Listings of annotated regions

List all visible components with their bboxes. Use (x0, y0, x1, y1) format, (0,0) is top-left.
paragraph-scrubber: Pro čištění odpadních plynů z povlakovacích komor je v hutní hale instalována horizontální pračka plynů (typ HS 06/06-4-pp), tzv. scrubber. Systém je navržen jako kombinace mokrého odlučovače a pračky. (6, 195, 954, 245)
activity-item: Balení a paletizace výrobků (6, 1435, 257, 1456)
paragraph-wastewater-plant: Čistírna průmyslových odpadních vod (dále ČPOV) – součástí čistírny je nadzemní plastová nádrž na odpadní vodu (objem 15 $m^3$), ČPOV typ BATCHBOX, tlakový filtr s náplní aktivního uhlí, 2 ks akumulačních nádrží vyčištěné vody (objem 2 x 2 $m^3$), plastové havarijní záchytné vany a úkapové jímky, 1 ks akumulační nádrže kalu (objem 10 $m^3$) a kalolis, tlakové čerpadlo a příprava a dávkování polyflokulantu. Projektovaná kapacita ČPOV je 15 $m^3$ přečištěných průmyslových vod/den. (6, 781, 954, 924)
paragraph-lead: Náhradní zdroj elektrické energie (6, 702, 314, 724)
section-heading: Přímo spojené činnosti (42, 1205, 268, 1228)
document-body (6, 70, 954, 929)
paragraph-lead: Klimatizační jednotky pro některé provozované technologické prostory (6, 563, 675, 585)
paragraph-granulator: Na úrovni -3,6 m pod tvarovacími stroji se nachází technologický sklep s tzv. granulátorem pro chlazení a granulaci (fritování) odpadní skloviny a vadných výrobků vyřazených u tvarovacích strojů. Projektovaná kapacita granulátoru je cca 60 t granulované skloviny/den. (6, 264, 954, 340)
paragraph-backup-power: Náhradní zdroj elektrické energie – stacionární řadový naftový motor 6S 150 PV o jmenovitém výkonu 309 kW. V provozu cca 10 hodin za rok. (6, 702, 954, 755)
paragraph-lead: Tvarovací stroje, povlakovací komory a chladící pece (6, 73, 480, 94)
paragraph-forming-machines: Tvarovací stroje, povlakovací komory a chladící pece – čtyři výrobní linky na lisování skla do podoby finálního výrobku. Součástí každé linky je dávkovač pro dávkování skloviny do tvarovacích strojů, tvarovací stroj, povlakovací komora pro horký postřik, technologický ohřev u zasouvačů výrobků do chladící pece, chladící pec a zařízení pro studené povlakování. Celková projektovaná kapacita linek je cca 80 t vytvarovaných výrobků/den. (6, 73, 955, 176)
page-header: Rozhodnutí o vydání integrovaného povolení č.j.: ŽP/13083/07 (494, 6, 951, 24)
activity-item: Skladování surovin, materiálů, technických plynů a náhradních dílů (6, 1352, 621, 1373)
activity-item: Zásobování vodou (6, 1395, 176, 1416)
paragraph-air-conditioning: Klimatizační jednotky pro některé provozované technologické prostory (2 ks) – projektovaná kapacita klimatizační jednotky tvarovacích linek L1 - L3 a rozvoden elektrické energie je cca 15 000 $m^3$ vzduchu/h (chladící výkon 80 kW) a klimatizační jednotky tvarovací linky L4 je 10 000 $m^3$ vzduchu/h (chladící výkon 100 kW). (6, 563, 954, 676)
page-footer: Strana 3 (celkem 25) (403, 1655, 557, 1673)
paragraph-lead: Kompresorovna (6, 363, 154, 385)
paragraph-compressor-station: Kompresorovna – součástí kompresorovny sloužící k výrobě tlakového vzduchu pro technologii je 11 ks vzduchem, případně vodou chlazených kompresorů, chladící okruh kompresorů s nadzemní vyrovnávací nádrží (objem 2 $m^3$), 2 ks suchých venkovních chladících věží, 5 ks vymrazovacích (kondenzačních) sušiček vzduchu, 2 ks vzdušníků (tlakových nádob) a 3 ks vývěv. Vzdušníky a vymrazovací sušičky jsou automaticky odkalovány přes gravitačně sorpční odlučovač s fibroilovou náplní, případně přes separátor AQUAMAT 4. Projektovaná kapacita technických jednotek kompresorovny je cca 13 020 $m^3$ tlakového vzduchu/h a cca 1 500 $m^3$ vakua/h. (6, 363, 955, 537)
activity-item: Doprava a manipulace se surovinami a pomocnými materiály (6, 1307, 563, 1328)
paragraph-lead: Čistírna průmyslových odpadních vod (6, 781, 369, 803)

**The problem**
Transcribe every line of the entries above without changing a single character.

**Task answer**
List all visible components with their bboxes. Use (x0, y0, x1, y1) format, (0,0) is top-left.
paragraph-scrubber: Pro čištění odpadních plynů z povlakovacích komor je v hutní hale instalována horizontální pračka plynů (typ HS 06/06-4-pp), tzv. scrubber. Systém je navržen jako kombinace mokrého odlučovače a pračky. (6, 195, 954, 245)
activity-item: Balení a paletizace výrobků (6, 1435, 257, 1456)
paragraph-wastewater-plant: Čistírna průmyslových odpadních vod (dále ČPOV) – součástí čistírny je nadzemní plastová nádrž na odpadní vodu (objem 15 $m^3$), ČPOV typ BATCHBOX, tlakový filtr s náplní aktivního uhlí, 2 ks akumulačních nádrží vyčištěné vody (objem 2 x 2 $m^3$), plastové havarijní záchytné vany a úkapové jímky, 1 ks akumulační nádrže kalu (objem 10 $m^3$) a kalolis, tlakové čerpadlo a příprava a dávkování polyflokulantu. Projektovaná kapacita ČPOV je 15 $m^3$ přečištěných průmyslových vod/den. (6, 781, 954, 924)
paragraph-lead: Náhradní zdroj elektrické energie (6, 702, 314, 724)
section-heading: Přímo spojené činnosti (42, 1205, 268, 1228)
document-body (6, 70, 954, 929)
paragraph-lead: Klimatizační jednotky pro některé provozované technologické prostory (6, 563, 675, 585)
paragraph-granulator: Na úrovni -3,6 m pod tvarovacími stroji se nachází technologický sklep s tzv. granulátorem pro chlazení a granulaci (fritování) odpadní skloviny a vadných výrobků vyřazených u tvarovacích strojů. Projektovaná kapacita granulátoru je cca 60 t granulované skloviny/den. (6, 264, 954, 340)
paragraph-backup-power: Náhradní zdroj elektrické energie – stacionární řadový naftový motor 6S 150 PV o jmenovitém výkonu 309 kW. V provozu cca 10 hodin za rok. (6, 702, 954, 755)
paragraph-lead: Tvarovací stroje, povlakovací komory a chladící pece (6, 73, 480, 94)
paragraph-forming-machines: Tvarovací stroje, povlakovací komory a chladící pece – čtyři výrobní linky na lisování skla do podoby finálního výrobku. Součástí každé linky je dávkovač pro dávkování skloviny do tvarovacích strojů, tvarovací stroj, povlakovací komora pro horký postřik, technologický ohřev u zasouvačů výrobků do chladící pece, chladící pec a zařízení pro studené povlakování. Celková projektovaná kapacita linek je cca 80 t vytvarovaných výrobků/den. (6, 73, 955, 176)
page-header: Rozhodnutí o vydání integrovaného povolení č.j.: ŽP/13083/07 (494, 6, 951, 24)
activity-item: Skladování surovin, materiálů, technických plynů a náhradních dílů (6, 1352, 621, 1373)
activity-item: Zásobování vodou (6, 1395, 176, 1416)
paragraph-air-conditioning: Klimatizační jednotky pro některé provozované technologické prostory (2 ks) – projektovaná kapacita klimatizační jednotky tvarovacích linek L1 - L3 a rozvoden elektrické energie je cca 15 000 $m^3$ vzduchu/h (chladící výkon 80 kW) a klimatizační jednotky tvarovací linky L4 je 10 000 $m^3$ vzduchu/h (chladící výkon 100 kW). (6, 563, 954, 676)
page-footer: Strana 3 (celkem 25) (403, 1655, 557, 1673)
paragraph-lead: Kompresorovna (6, 363, 154, 385)
paragraph-compressor-station: Kompresorovna – součástí kompresorovny sloužící k výrobě tlakového vzduchu pro technologii je 11 ks vzduchem, případně vodou chlazených kompresorů, chladící okruh kompresorů s nadzemní vyrovnávací nádrží (objem 2 $m^3$), 2 ks suchých venkovních chladících věží, 5 ks vymrazovacích (kondenzačních) sušiček vzduchu, 2 ks vzdušníků (tlakových nádob) a 3 ks vývěv. Vzdušníky a vymrazovací sušičky jsou automaticky odkalovány přes gravitačně sorpční odlučovač s fibroilovou náplní, případně přes separátor AQUAMAT 4. Projektovaná kapacita technických jednotek kompresorovny je cca 13 020 $m^3$ tlakového vzduchu/h a cca 1 500 $m^3$ vakua/h. (6, 363, 955, 537)
activity-item: Doprava a manipulace se surovinami a pomocnými materiály (6, 1307, 563, 1328)
paragraph-lead: Čistírna průmyslových odpadních vod (6, 781, 369, 803)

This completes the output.